## Do this
Every line below should be repeated exactly.
** Start of Provided information **
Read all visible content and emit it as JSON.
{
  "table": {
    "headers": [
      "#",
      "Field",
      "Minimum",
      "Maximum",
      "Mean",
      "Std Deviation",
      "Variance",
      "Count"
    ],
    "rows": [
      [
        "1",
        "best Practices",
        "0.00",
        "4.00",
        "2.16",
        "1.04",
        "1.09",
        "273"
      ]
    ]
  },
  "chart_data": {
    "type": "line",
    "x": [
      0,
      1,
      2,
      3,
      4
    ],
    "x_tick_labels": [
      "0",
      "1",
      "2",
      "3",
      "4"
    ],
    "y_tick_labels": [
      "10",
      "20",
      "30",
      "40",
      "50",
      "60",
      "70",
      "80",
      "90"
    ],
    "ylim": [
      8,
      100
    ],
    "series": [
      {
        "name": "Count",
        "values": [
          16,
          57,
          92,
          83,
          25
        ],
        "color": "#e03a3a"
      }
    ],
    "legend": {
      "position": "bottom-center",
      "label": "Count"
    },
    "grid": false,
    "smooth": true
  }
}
** End of Provided information **
## Response
Read all visible content and emit it as JSON.
{
  "table": {
    "headers": [
      "#",
      "Field",
      "Minimum",
      "Maximum",
      "Mean",
      "Std Deviation",
      "Variance",
      "Count"
    ],
    "rows": [
      [
        "1",
        "best Practices",
        "0.00",
        "4.00",
        "2.16",
        "1.04",
        "1.09",
        "273"
      ]
    ]
  },
  "chart_data": {
    "type": "line",
    "x": [
      0,
      1,
      2,
      3,
      4
    ],
    "x_tick_labels": [
      "0",
      "1",
      "2",
      "3",
      "4"
    ],
    "y_tick_labels": [
      "10",
      "20",
      "30",
      "40",
      "50",
      "60",
      "70",
      "80",
      "90"
    ],
    "ylim": [
      8,
      100
    ],
    "series": [
      {
        "name": "Count",
        "values": [
          16,
          57,
          92,
          83,
          25
        ],
        "color": "#e03a3a"
      }
    ],
    "legend": {
      "position": "bottom-center",
      "label": "Count"
    },
    "grid": false,
    "smooth": true
  }
}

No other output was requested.